- _Given text_:
The RNG claim has the cleanest takedown. The modern shuffle uses a cryptographically secure pseudo-random number generator seeded from multiple entropy sources, committed server-side before any card information leaves the server. A player observes shuffle outputs at roughly four bits per second; the CSPRNG produces on the order of a billion bits per second. You cannot reconstruct a key from a one-in-250-million-attenuated signal. The 2013 iPoker shuffle incident was a specific implementation bug, found and fixed over a decade ago — not a generic flaw in the current shuffler.

"Hole-card hacks" trace back to the UltimateBet and Absolute Poker scandals of 2007–2008. Those were not external research findings turned into retail products. They were internal cheating schemes by operator staff abusing administrative tooling, caught by statistical analysis of suspicious hand histories rather than by anyone offering to share access. The parsimony test is simple: would Hillside (UK Gaming) Ltd jeopardise its UK and EU licences, with a multi-hundred-million-pound revenue line at risk and executives exposed to criminal liability, to sell a backdoor through a Telegram channel? The answer is the answer.

How detection actually works on iPoker

Detection is a stack of asynchronous signals weighted into a per-account score. No single signal triggers a ban; a score accumulates and crosses an escalation threshold tuned to a false-positive budget. The novelty at iPoker is the network-versus-operator split: some layers run at Playtech and see every skin, some run at Bet365 and see only Bet365 traffic plus KYC and payment context.

Layer 1 — Behavioural fingerprinting (Playtech)

- _What you need to do_:
#1 Answer these questions from the poker security text:
(a) At roughly what rate does a player observe shuffle outputs?
(b) Which scandals do "hole-card hacks" trace back to, and in what years did they occur?
(c) What must a per-account score cross before detection escalates?
#2 Rewrite the paragraph of the poker security text that begins "Detection is a stack" as a bulleted list that keeps its main facts.
The records that come next have no connection to the poker security text.

Data extracted from a collection:

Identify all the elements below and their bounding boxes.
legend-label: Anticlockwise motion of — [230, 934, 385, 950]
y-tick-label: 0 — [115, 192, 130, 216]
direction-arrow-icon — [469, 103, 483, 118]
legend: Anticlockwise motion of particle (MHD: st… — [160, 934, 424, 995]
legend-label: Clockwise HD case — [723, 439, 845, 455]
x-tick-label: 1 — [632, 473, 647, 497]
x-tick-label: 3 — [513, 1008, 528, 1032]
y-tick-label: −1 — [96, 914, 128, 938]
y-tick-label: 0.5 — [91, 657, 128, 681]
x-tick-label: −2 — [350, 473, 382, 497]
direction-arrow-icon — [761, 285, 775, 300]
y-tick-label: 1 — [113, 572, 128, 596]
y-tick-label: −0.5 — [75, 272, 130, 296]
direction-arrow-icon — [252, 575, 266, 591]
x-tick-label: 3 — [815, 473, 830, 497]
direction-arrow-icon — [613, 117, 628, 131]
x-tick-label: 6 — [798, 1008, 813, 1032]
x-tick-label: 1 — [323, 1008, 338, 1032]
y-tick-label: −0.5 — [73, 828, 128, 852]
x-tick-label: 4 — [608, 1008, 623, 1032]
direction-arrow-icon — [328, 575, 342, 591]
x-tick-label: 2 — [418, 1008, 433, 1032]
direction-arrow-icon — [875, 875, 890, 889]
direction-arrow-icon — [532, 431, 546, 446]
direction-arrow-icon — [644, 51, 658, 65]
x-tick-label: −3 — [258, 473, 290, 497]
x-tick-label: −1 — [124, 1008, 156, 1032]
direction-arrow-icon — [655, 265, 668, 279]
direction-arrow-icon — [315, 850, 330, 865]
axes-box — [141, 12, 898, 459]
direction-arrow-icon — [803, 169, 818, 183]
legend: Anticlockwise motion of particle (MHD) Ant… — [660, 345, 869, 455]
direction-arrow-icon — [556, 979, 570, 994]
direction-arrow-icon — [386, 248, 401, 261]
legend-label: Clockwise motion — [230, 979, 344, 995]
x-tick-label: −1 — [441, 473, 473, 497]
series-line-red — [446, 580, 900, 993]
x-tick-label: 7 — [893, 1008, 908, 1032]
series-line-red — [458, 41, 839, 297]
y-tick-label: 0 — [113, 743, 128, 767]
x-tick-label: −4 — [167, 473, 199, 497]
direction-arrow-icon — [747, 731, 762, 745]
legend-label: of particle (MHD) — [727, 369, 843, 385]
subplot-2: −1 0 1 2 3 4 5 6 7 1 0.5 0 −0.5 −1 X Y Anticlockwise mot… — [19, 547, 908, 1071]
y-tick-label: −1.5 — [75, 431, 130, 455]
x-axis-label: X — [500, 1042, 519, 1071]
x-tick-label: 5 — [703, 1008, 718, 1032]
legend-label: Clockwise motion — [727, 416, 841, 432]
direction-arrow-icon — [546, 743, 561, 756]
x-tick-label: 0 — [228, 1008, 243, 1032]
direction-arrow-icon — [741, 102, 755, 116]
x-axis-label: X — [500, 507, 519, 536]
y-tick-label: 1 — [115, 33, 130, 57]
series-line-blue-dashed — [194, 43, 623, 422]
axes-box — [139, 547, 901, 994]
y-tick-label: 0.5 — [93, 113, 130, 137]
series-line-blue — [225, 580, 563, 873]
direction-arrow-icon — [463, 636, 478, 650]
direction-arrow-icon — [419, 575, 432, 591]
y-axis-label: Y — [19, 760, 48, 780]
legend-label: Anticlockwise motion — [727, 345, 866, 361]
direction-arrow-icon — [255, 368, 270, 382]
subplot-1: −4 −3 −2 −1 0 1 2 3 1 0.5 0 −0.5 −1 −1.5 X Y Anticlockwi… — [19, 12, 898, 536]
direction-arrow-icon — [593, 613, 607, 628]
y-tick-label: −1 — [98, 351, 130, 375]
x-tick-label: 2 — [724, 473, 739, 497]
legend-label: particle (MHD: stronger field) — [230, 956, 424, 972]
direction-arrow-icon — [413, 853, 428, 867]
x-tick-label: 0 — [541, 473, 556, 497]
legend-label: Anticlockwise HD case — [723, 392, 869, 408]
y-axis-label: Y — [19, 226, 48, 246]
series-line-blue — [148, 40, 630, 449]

- _Answers given_:
#1
(a) Roughly four bits per second.
(b) The UltimateBet and Absolute Poker scandals of 2007–2008.
(c) An escalation threshold tuned to a false-positive budget.

#2
- Detection combines asynchronous signals, weighted into a score for each account.
- No single signal triggers a ban.
- The score accumulates until it crosses an escalation threshold tuned to a false-positive budget.
- On iPoker, detection is split between the network and the operator:
  - Some layers run at Playtech and see every skin.
  - Some layers run at Bet365 and see only Bet365 traffic, plus KYC and payment context.